Stored data

(begin)

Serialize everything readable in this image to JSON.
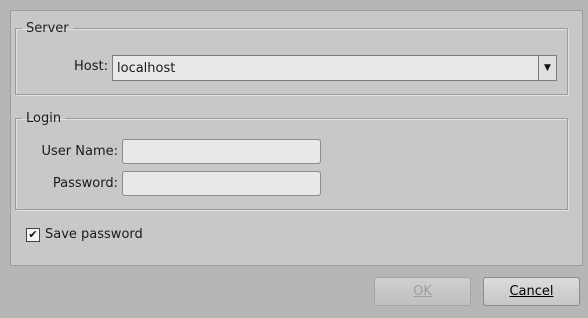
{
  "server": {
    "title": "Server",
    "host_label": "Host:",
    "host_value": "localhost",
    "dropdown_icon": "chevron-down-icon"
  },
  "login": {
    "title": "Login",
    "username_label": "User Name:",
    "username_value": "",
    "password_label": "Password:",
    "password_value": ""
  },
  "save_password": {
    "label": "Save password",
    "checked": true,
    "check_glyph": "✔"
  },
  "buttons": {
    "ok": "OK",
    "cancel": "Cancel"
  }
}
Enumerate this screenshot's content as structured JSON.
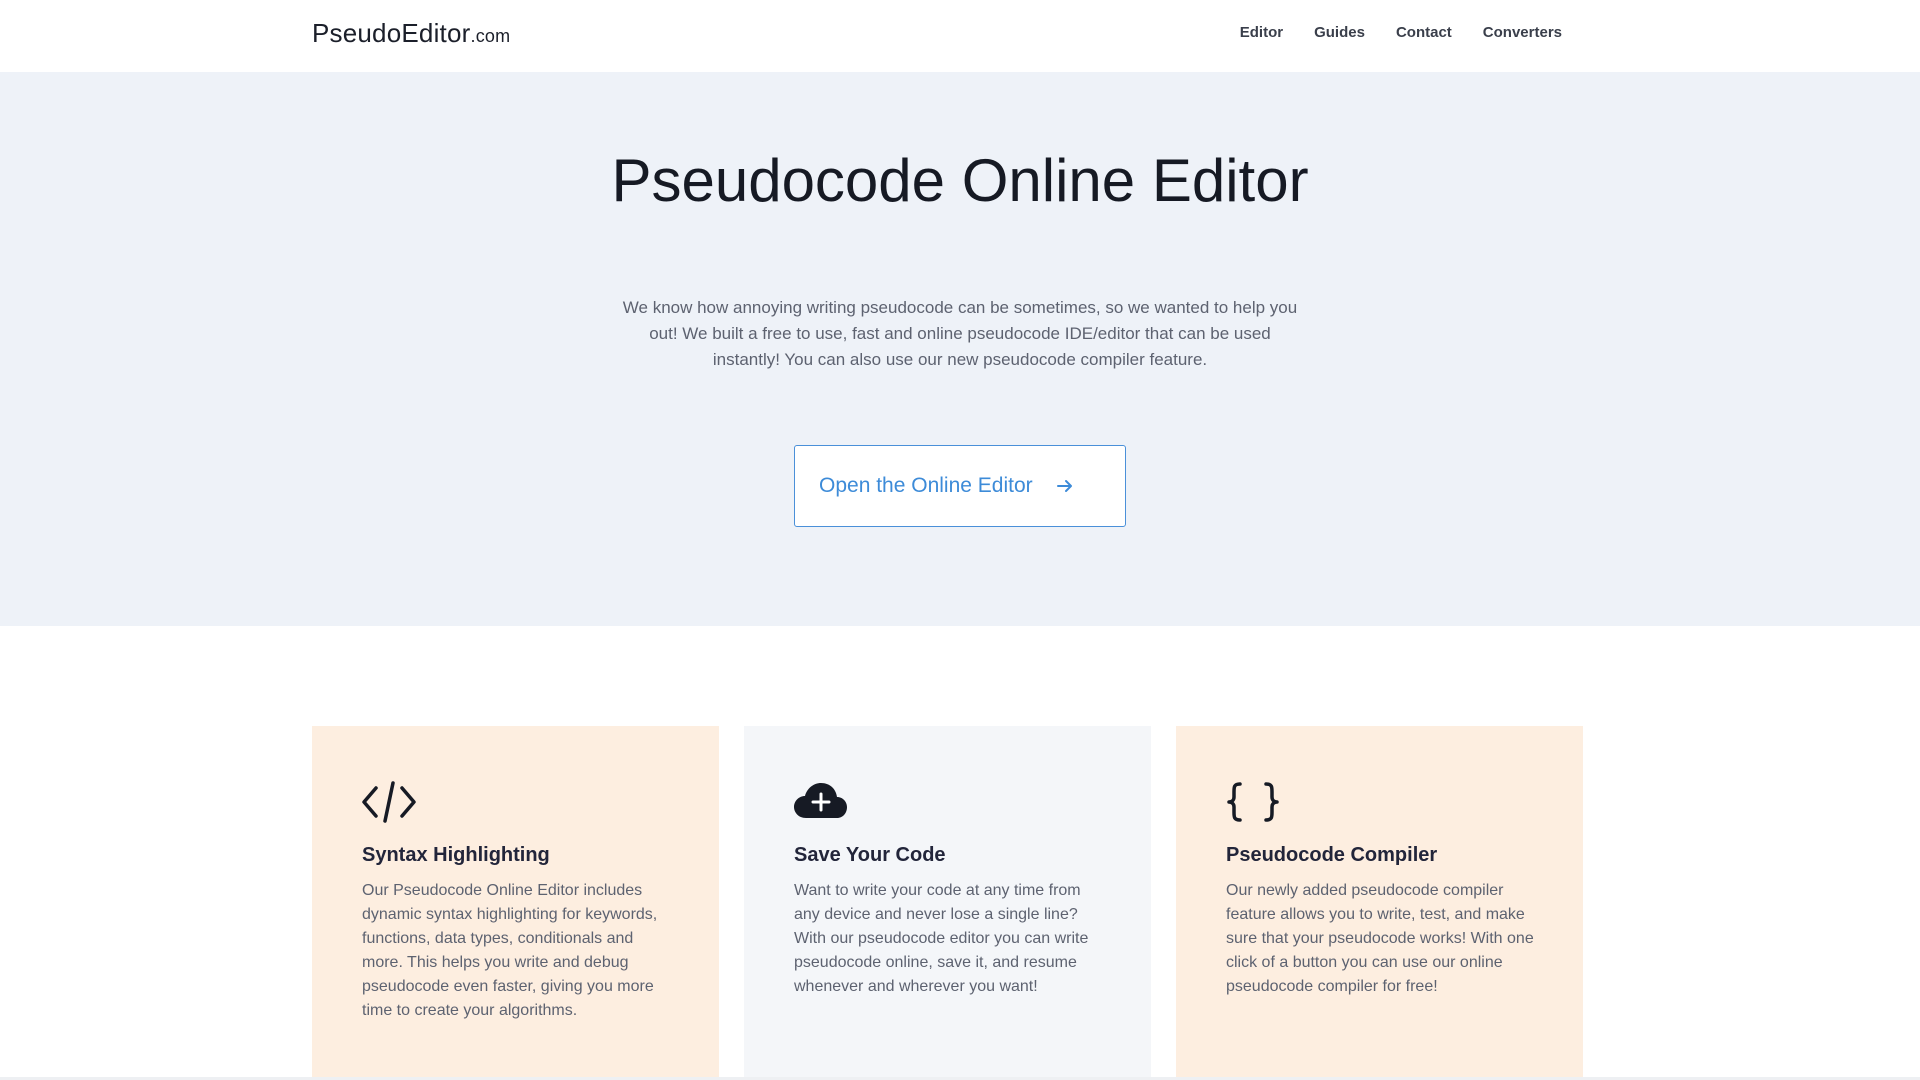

(end)
(begin)

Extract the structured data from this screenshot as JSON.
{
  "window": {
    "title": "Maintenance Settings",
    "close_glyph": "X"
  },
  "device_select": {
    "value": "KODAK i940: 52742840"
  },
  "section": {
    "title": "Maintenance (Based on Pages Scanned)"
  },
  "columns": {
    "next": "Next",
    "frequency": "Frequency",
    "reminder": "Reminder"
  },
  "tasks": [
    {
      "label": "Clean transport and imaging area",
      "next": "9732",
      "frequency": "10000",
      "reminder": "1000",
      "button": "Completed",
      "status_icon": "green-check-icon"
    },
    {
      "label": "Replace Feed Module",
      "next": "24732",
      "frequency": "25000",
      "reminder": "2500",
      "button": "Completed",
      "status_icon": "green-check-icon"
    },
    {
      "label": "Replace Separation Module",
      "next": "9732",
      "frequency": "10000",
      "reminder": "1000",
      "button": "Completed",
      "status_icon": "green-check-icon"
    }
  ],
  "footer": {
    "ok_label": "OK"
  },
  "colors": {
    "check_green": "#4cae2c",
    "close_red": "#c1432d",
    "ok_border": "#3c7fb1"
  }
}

(end)
(begin)

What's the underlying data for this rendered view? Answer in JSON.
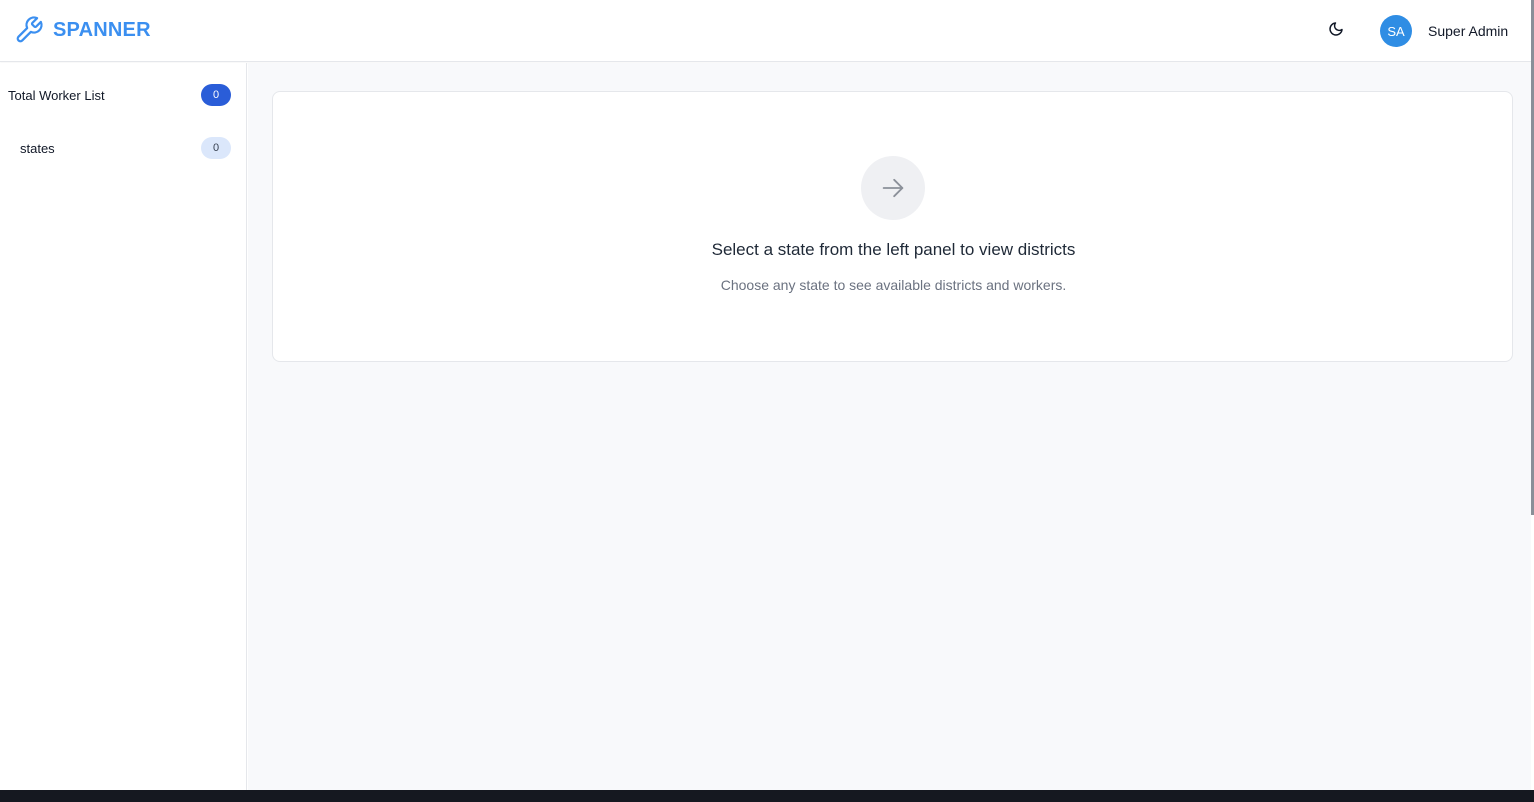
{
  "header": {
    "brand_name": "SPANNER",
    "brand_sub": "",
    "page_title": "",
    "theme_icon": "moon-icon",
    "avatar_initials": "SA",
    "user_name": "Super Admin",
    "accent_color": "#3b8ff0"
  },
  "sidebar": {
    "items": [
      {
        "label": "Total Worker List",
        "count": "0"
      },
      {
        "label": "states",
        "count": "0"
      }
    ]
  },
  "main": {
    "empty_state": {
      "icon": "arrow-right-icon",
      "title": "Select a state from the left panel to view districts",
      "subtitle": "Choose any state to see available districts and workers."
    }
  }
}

(end)

Objective
Nothing but the lines from the one with "Serialize everything readable" through the one with "Enumerate this screenshot's" is to be copied, exactly and ends included. Leave pictures out.

Output for this task
Serialize everything readable in this image to JSON.
{
  "server": {
    "title": "Server",
    "host_label": "Host:",
    "host_value": "localhost",
    "dropdown_icon": "chevron-down-icon"
  },
  "login": {
    "title": "Login",
    "username_label": "User Name:",
    "username_value": "",
    "password_label": "Password:",
    "password_value": ""
  },
  "save_password": {
    "label": "Save password",
    "checked": true,
    "check_glyph": "✔"
  },
  "buttons": {
    "ok": "OK",
    "cancel": "Cancel"
  }
}
Enumerate this screenshot's content as structured JSON.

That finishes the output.